Retype all of the listing exactly, passing over any picture you find.

--

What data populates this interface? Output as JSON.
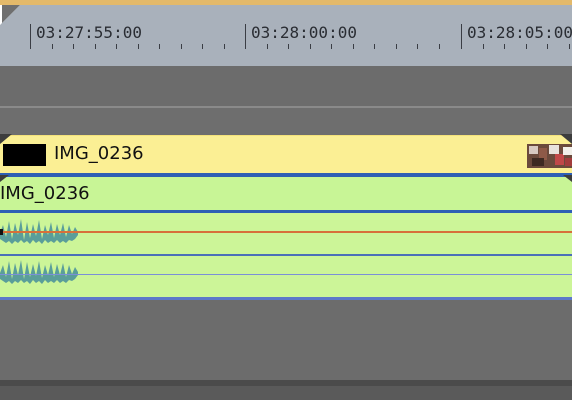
{
  "ruler": {
    "timecodes": [
      "03:27:55:00",
      "03:28:00:00",
      "03:28:05:00"
    ]
  },
  "video_track": {
    "event_name": "IMG_0236",
    "color": "#fbef94"
  },
  "audio_track": {
    "event_name": "IMG_0236",
    "color": "#ccf598",
    "volume_line_color": "#d7703a",
    "waveform_color": "#5a9e9a"
  },
  "icons": {
    "corner": "corner-notch-icon",
    "fade_handle": "fade-handle-icon"
  }
}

--

◆ ANSWER FOR THIS EXERCISE:
What data populates this interface? Output as JSON.
{
  "ruler": {
    "timecodes": [
      "03:27:55:00",
      "03:28:00:00",
      "03:28:05:00"
    ]
  },
  "video_track": {
    "event_name": "IMG_0236",
    "color": "#fbef94"
  },
  "audio_track": {
    "event_name": "IMG_0236",
    "color": "#ccf598",
    "volume_line_color": "#d7703a",
    "waveform_color": "#5a9e9a"
  },
  "icons": {
    "corner": "corner-notch-icon",
    "fade_handle": "fade-handle-icon"
  }
}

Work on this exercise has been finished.